# [Goal]
Can you reproduce the data beneath, keeping every line exact?
— BEGIN —
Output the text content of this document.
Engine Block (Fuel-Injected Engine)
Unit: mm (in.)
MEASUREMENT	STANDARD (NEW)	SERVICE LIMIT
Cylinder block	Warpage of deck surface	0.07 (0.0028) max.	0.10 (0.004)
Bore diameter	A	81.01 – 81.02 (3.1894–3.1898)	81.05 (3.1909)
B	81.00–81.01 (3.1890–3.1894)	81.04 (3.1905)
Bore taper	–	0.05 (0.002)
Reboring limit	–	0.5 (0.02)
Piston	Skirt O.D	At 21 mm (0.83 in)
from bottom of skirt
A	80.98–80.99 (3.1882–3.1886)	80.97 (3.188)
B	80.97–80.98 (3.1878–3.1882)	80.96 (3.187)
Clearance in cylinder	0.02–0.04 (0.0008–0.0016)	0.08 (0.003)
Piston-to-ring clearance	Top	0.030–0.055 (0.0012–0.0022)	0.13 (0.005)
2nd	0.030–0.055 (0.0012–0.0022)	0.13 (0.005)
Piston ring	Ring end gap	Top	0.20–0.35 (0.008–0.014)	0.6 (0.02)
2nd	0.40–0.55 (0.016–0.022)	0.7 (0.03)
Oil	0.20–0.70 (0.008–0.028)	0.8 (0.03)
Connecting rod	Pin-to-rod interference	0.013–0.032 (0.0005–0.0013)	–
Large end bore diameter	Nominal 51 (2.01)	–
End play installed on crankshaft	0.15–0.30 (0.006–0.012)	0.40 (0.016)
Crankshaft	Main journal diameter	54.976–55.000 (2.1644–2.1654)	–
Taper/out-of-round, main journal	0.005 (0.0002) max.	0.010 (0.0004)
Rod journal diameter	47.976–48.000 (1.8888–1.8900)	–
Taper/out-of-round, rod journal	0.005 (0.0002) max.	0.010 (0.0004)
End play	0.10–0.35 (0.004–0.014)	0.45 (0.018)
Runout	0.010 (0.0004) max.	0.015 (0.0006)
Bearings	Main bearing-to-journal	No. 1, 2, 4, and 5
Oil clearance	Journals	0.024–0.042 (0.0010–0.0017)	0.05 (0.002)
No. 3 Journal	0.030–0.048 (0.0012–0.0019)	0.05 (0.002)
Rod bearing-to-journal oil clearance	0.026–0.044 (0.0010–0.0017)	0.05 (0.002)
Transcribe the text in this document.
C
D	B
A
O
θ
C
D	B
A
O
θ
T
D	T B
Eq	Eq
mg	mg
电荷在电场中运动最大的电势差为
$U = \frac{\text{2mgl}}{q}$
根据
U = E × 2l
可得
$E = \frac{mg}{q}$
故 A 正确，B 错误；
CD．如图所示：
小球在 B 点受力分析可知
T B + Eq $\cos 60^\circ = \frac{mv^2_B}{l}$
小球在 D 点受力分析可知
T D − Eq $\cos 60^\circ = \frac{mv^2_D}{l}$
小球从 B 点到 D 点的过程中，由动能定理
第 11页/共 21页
— END —
# [Result of the exercise]
Output the text content of this document.
Engine Block (Fuel-Injected Engine)
Unit: mm (in.)
MEASUREMENT	STANDARD (NEW)	SERVICE LIMIT
Cylinder block	Warpage of deck surface	0.07 (0.0028) max.	0.10 (0.004)
Bore diameter	A	81.01 – 81.02 (3.1894–3.1898)	81.05 (3.1909)
B	81.00–81.01 (3.1890–3.1894)	81.04 (3.1905)
Bore taper	–	0.05 (0.002)
Reboring limit	–	0.5 (0.02)
Piston	Skirt O.D	At 21 mm (0.83 in)
from bottom of skirt
A	80.98–80.99 (3.1882–3.1886)	80.97 (3.188)
B	80.97–80.98 (3.1878–3.1882)	80.96 (3.187)
Clearance in cylinder	0.02–0.04 (0.0008–0.0016)	0.08 (0.003)
Piston-to-ring clearance	Top	0.030–0.055 (0.0012–0.0022)	0.13 (0.005)
2nd	0.030–0.055 (0.0012–0.0022)	0.13 (0.005)
Piston ring	Ring end gap	Top	0.20–0.35 (0.008–0.014)	0.6 (0.02)
2nd	0.40–0.55 (0.016–0.022)	0.7 (0.03)
Oil	0.20–0.70 (0.008–0.028)	0.8 (0.03)
Connecting rod	Pin-to-rod interference	0.013–0.032 (0.0005–0.0013)	–
Large end bore diameter	Nominal 51 (2.01)	–
End play installed on crankshaft	0.15–0.30 (0.006–0.012)	0.40 (0.016)
Crankshaft	Main journal diameter	54.976–55.000 (2.1644–2.1654)	–
Taper/out-of-round, main journal	0.005 (0.0002) max.	0.010 (0.0004)
Rod journal diameter	47.976–48.000 (1.8888–1.8900)	–
Taper/out-of-round, rod journal	0.005 (0.0002) max.	0.010 (0.0004)
End play	0.10–0.35 (0.004–0.014)	0.45 (0.018)
Runout	0.010 (0.0004) max.	0.015 (0.0006)
Bearings	Main bearing-to-journal	No. 1, 2, 4, and 5
Oil clearance	Journals	0.024–0.042 (0.0010–0.0017)	0.05 (0.002)
No. 3 Journal	0.030–0.048 (0.0012–0.0019)	0.05 (0.002)
Rod bearing-to-journal oil clearance	0.026–0.044 (0.0010–0.0017)	0.05 (0.002)
Transcribe the text in this document.
C
D	B
A
O
θ
C
D	B
A
O
θ
T
D	T B
Eq	Eq
mg	mg
电荷在电场中运动最大的电势差为
$U = \frac{\text{2mgl}}{q}$
根据
U = E × 2l
可得
$E = \frac{mg}{q}$
故 A 正确，B 错误；
CD．如图所示：
小球在 B 点受力分析可知
T B + Eq $\cos 60^\circ = \frac{mv^2_B}{l}$
小球在 D 点受力分析可知
T D − Eq $\cos 60^\circ = \frac{mv^2_D}{l}$
小球从 B 点到 D 点的过程中，由动能定理
第 11页/共 21页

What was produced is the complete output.